◆ **Exercise directions**:
Quote all of the data that follows exactly as written, skipping the images.

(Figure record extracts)
☆ ☆ ☆ ☆

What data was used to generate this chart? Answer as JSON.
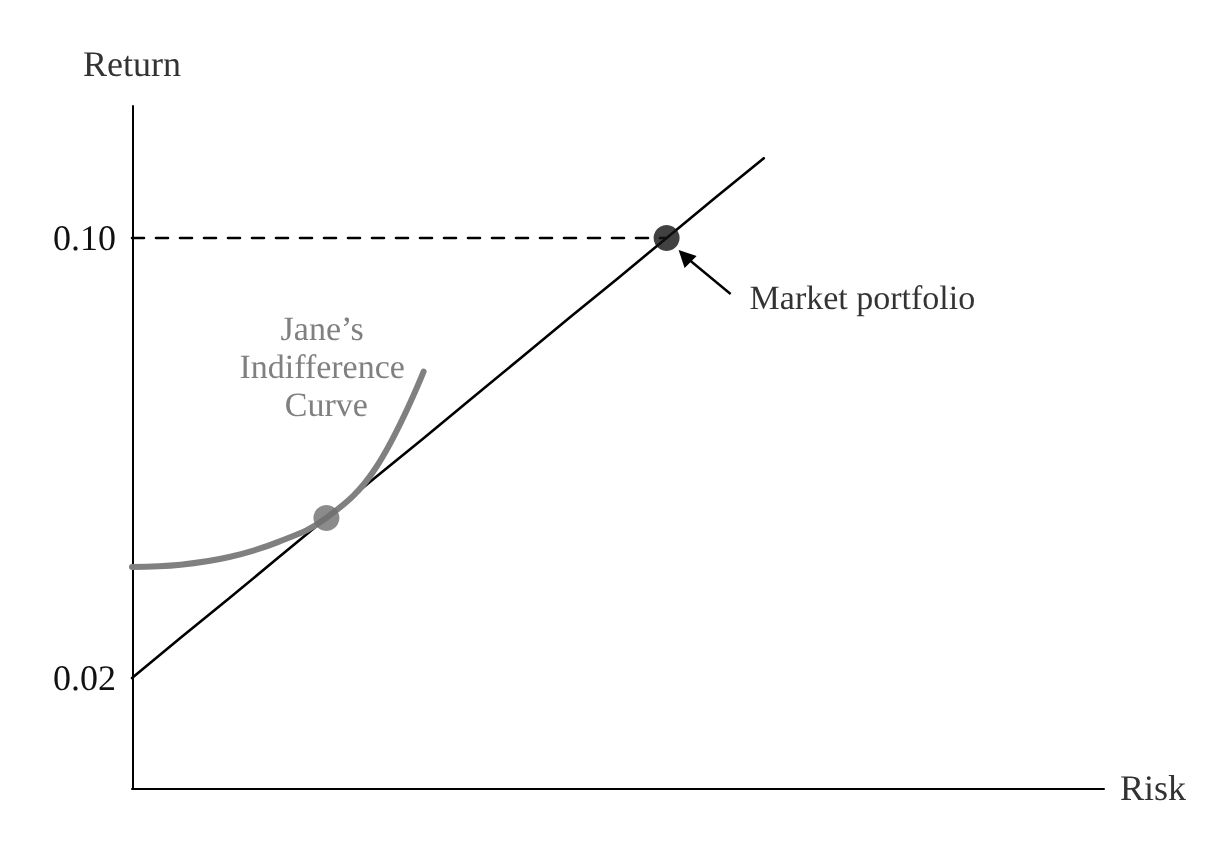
{
  "chart_data": {
    "type": "line",
    "xlabel": "Risk",
    "ylabel": "Return",
    "categories": [
      null,
      null,
      null,
      null,
      null,
      null,
      null,
      null,
      null,
      null,
      null,
      null,
      null,
      null,
      null,
      null,
      null,
      null,
      null,
      null,
      null
    ],
    "ylim": [
      0,
      0.124
    ],
    "yticks": [
      0.02,
      {
        "value": 0.1,
        "label": "0.10"
      }
    ],
    "tick_labels": "y",
    "grid": false,
    "legend": false,
    "series": [
      {
        "color": "#000000",
        "marker": "none",
        "line_style": "solid",
        "values": [
          0.02,
          0.0273,
          0.0345,
          0.0418,
          0.0491,
          0.0564,
          0.0636,
          0.0709,
          0.0782,
          0.0855,
          0.0927,
          0.1,
          0.1073,
          0.1145,
          null,
          null,
          null,
          null,
          null,
          null,
          null
        ]
      },
      {
        "color": "#000000",
        "marker": "none",
        "line_style": "dashed",
        "values": [
          0.1,
          0.1,
          0.1,
          0.1,
          0.1,
          0.1,
          0.1,
          0.1,
          0.1,
          0.1,
          0.1,
          0.1,
          null,
          null,
          null,
          null,
          null,
          null,
          null,
          null,
          null
        ]
      },
      {
        "name": "Jane’s Indifference Curve",
        "color": "#808080",
        "marker": "none",
        "line_style": "solid",
        "values": [
          0.0402,
          0.0406,
          0.042,
          0.0447,
          0.0491,
          0.058,
          0.0757,
          null,
          null,
          null,
          null,
          null,
          null,
          null,
          null,
          null,
          null,
          null,
          null,
          null,
          null
        ]
      },
      {
        "type": "scatter",
        "color": "#6e6e6e",
        "marker": "circle",
        "values": [
          null,
          null,
          null,
          null,
          0.0491,
          null,
          null,
          null,
          null,
          null,
          null,
          null,
          null,
          null,
          null,
          null,
          null,
          null,
          null,
          null,
          null
        ]
      },
      {
        "type": "scatter",
        "name": "Market portfolio",
        "color": "#111111",
        "marker": "circle",
        "values": [
          null,
          null,
          null,
          null,
          null,
          null,
          null,
          null,
          null,
          null,
          null,
          0.1,
          null,
          null,
          null,
          null,
          null,
          null,
          null,
          null,
          null
        ]
      }
    ]
  }
}
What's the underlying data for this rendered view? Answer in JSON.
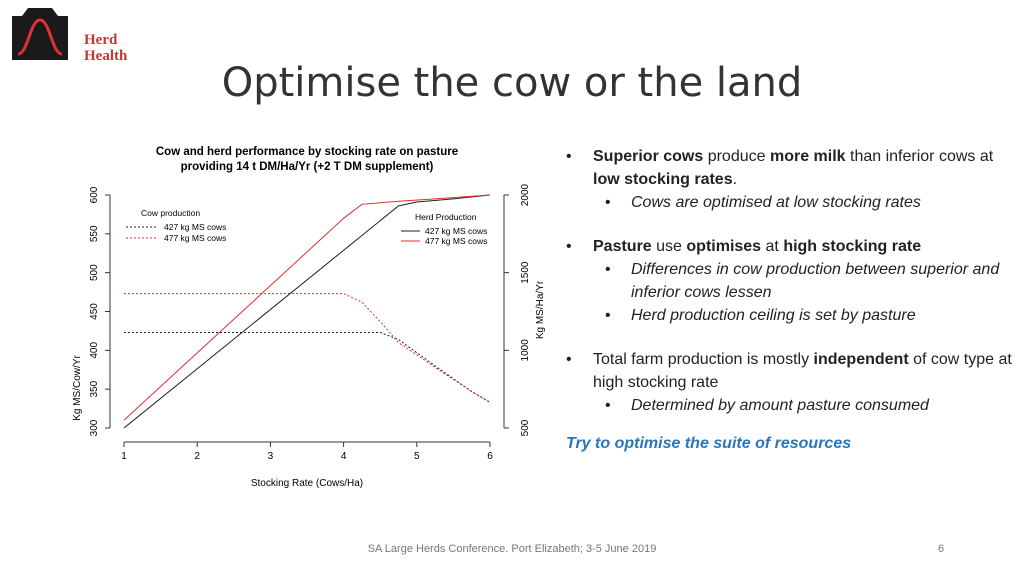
{
  "logo": {
    "line1": "Herd",
    "line2": "Health"
  },
  "title": "Optimise the cow or the land",
  "chart_data": {
    "type": "line",
    "title_line1": "Cow and herd performance by stocking rate on pasture",
    "title_line2": "providing 14 t DM/Ha/Yr (+2 T DM supplement)",
    "xlabel": "Stocking Rate (Cows/Ha)",
    "ylabel_left": "Kg MS/Cow/Yr",
    "ylabel_right": "Kg MS/Ha/Yr",
    "xlim": [
      1,
      6
    ],
    "ylim_left": [
      300,
      600
    ],
    "ylim_right": [
      500,
      2000
    ],
    "x_ticks": [
      "1",
      "2",
      "3",
      "4",
      "5",
      "6"
    ],
    "y_ticks_left": [
      "300",
      "350",
      "400",
      "450",
      "500",
      "550",
      "600"
    ],
    "y_ticks_right": [
      "500",
      "1000",
      "1500",
      "2000"
    ],
    "legend_cow": {
      "title": "Cow production",
      "labels": [
        "427 kg MS cows",
        "477 kg MS cows"
      ]
    },
    "legend_herd": {
      "title": "Herd Production",
      "labels": [
        "427 kg MS cows",
        "477 kg MS cows"
      ]
    },
    "colors": {
      "s427": "#222222",
      "s477": "#e03030"
    },
    "series": [
      {
        "axis": "left",
        "style": "dotted",
        "color_key": "s427",
        "x": [
          1,
          4.5,
          4.75,
          5.25,
          5.75,
          6
        ],
        "y": [
          423,
          423,
          414,
          380,
          347,
          333
        ]
      },
      {
        "axis": "left",
        "style": "dotted",
        "color_key": "s477",
        "x": [
          1,
          4,
          4.25,
          4.5,
          4.75,
          5.25,
          5.75,
          6
        ],
        "y": [
          473,
          473,
          462,
          437,
          410,
          378,
          347,
          333
        ]
      },
      {
        "axis": "right",
        "style": "solid",
        "color_key": "s427",
        "x": [
          1,
          4.75,
          5,
          5.5,
          6
        ],
        "y": [
          500,
          1930,
          1955,
          1975,
          2000
        ]
      },
      {
        "axis": "right",
        "style": "solid",
        "color_key": "s477",
        "x": [
          1,
          4,
          4.25,
          4.75,
          5.25,
          6
        ],
        "y": [
          550,
          1850,
          1940,
          1960,
          1975,
          2000
        ]
      }
    ]
  },
  "bullets": [
    {
      "parts": [
        {
          "t": "Superior cows",
          "b": true
        },
        {
          "t": " produce ",
          "b": false
        },
        {
          "t": "more milk",
          "b": true
        },
        {
          "t": " than inferior cows at ",
          "b": false
        },
        {
          "t": "low stocking rates",
          "b": true
        },
        {
          "t": ".",
          "b": false
        }
      ],
      "subs": [
        "Cows are optimised at low stocking rates"
      ]
    },
    {
      "parts": [
        {
          "t": "Pasture",
          "b": true
        },
        {
          "t": " use ",
          "b": false
        },
        {
          "t": "optimises",
          "b": true
        },
        {
          "t": " at ",
          "b": false
        },
        {
          "t": "high stocking rate",
          "b": true
        }
      ],
      "subs": [
        "Differences in cow production between superior and inferior cows lessen",
        "Herd production ceiling is set by pasture"
      ]
    },
    {
      "parts": [
        {
          "t": "Total farm production is mostly ",
          "b": false
        },
        {
          "t": "independent",
          "b": true
        },
        {
          "t": " of cow type at high stocking rate",
          "b": false
        }
      ],
      "subs": [
        "Determined by amount pasture consumed"
      ]
    }
  ],
  "bullet_symbol": "•",
  "try_text": "Try to optimise the suite of resources",
  "footer": "SA Large Herds Conference.  Port Elizabeth; 3-5 June 2019",
  "page_number": "6"
}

☆ ☆ ☆ ☆

◆ **Exercise answer**:
What data was used to generate this chart? Answer as JSON.
{
  "chart_data": {
    "type": "line",
    "xlabel": "Risk",
    "ylabel": "Return",
    "categories": [
      null,
      null,
      null,
      null,
      null,
      null,
      null,
      null,
      null,
      null,
      null,
      null,
      null,
      null,
      null,
      null,
      null,
      null,
      null,
      null,
      null
    ],
    "ylim": [
      0,
      0.124
    ],
    "yticks": [
      0.02,
      {
        "value": 0.1,
        "label": "0.10"
      }
    ],
    "tick_labels": "y",
    "grid": false,
    "legend": false,
    "series": [
      {
        "color": "#000000",
        "marker": "none",
        "line_style": "solid",
        "values": [
          0.02,
          0.0273,
          0.0345,
          0.0418,
          0.0491,
          0.0564,
          0.0636,
          0.0709,
          0.0782,
          0.0855,
          0.0927,
          0.1,
          0.1073,
          0.1145,
          null,
          null,
          null,
          null,
          null,
          null,
          null
        ]
      },
      {
        "color": "#000000",
        "marker": "none",
        "line_style": "dashed",
        "values": [
          0.1,
          0.1,
          0.1,
          0.1,
          0.1,
          0.1,
          0.1,
          0.1,
          0.1,
          0.1,
          0.1,
          0.1,
          null,
          null,
          null,
          null,
          null,
          null,
          null,
          null,
          null
        ]
      },
      {
        "name": "Jane’s Indifference Curve",
        "color": "#808080",
        "marker": "none",
        "line_style": "solid",
        "values": [
          0.0402,
          0.0406,
          0.042,
          0.0447,
          0.0491,
          0.058,
          0.0757,
          null,
          null,
          null,
          null,
          null,
          null,
          null,
          null,
          null,
          null,
          null,
          null,
          null,
          null
        ]
      },
      {
        "type": "scatter",
        "color": "#6e6e6e",
        "marker": "circle",
        "values": [
          null,
          null,
          null,
          null,
          0.0491,
          null,
          null,
          null,
          null,
          null,
          null,
          null,
          null,
          null,
          null,
          null,
          null,
          null,
          null,
          null,
          null
        ]
      },
      {
        "type": "scatter",
        "name": "Market portfolio",
        "color": "#111111",
        "marker": "circle",
        "values": [
          null,
          null,
          null,
          null,
          null,
          null,
          null,
          null,
          null,
          null,
          null,
          0.1,
          null,
          null,
          null,
          null,
          null,
          null,
          null,
          null,
          null
        ]
      }
    ]
  }
}
What's the underlying data for this rendered view? Answer in JSON.
{
  "logo": {
    "line1": "Herd",
    "line2": "Health"
  },
  "title": "Optimise the cow or the land",
  "chart_data": {
    "type": "line",
    "title_line1": "Cow and herd performance by stocking rate on pasture",
    "title_line2": "providing 14 t DM/Ha/Yr (+2 T DM supplement)",
    "xlabel": "Stocking Rate (Cows/Ha)",
    "ylabel_left": "Kg MS/Cow/Yr",
    "ylabel_right": "Kg MS/Ha/Yr",
    "xlim": [
      1,
      6
    ],
    "ylim_left": [
      300,
      600
    ],
    "ylim_right": [
      500,
      2000
    ],
    "x_ticks": [
      "1",
      "2",
      "3",
      "4",
      "5",
      "6"
    ],
    "y_ticks_left": [
      "300",
      "350",
      "400",
      "450",
      "500",
      "550",
      "600"
    ],
    "y_ticks_right": [
      "500",
      "1000",
      "1500",
      "2000"
    ],
    "legend_cow": {
      "title": "Cow production",
      "labels": [
        "427 kg MS cows",
        "477 kg MS cows"
      ]
    },
    "legend_herd": {
      "title": "Herd Production",
      "labels": [
        "427 kg MS cows",
        "477 kg MS cows"
      ]
    },
    "colors": {
      "s427": "#222222",
      "s477": "#e03030"
    },
    "series": [
      {
        "axis": "left",
        "style": "dotted",
        "color_key": "s427",
        "x": [
          1,
          4.5,
          4.75,
          5.25,
          5.75,
          6
        ],
        "y": [
          423,
          423,
          414,
          380,
          347,
          333
        ]
      },
      {
        "axis": "left",
        "style": "dotted",
        "color_key": "s477",
        "x": [
          1,
          4,
          4.25,
          4.5,
          4.75,
          5.25,
          5.75,
          6
        ],
        "y": [
          473,
          473,
          462,
          437,
          410,
          378,
          347,
          333
        ]
      },
      {
        "axis": "right",
        "style": "solid",
        "color_key": "s427",
        "x": [
          1,
          4.75,
          5,
          5.5,
          6
        ],
        "y": [
          500,
          1930,
          1955,
          1975,
          2000
        ]
      },
      {
        "axis": "right",
        "style": "solid",
        "color_key": "s477",
        "x": [
          1,
          4,
          4.25,
          4.75,
          5.25,
          6
        ],
        "y": [
          550,
          1850,
          1940,
          1960,
          1975,
          2000
        ]
      }
    ]
  },
  "bullets": [
    {
      "parts": [
        {
          "t": "Superior cows",
          "b": true
        },
        {
          "t": " produce ",
          "b": false
        },
        {
          "t": "more milk",
          "b": true
        },
        {
          "t": " than inferior cows at ",
          "b": false
        },
        {
          "t": "low stocking rates",
          "b": true
        },
        {
          "t": ".",
          "b": false
        }
      ],
      "subs": [
        "Cows are optimised at low stocking rates"
      ]
    },
    {
      "parts": [
        {
          "t": "Pasture",
          "b": true
        },
        {
          "t": " use ",
          "b": false
        },
        {
          "t": "optimises",
          "b": true
        },
        {
          "t": " at ",
          "b": false
        },
        {
          "t": "high stocking rate",
          "b": true
        }
      ],
      "subs": [
        "Differences in cow production between superior and inferior cows lessen",
        "Herd production ceiling is set by pasture"
      ]
    },
    {
      "parts": [
        {
          "t": "Total farm production is mostly ",
          "b": false
        },
        {
          "t": "independent",
          "b": true
        },
        {
          "t": " of cow type at high stocking rate",
          "b": false
        }
      ],
      "subs": [
        "Determined by amount pasture consumed"
      ]
    }
  ],
  "bullet_symbol": "•",
  "try_text": "Try to optimise the suite of resources",
  "footer": "SA Large Herds Conference.  Port Elizabeth; 3-5 June 2019",
  "page_number": "6"
}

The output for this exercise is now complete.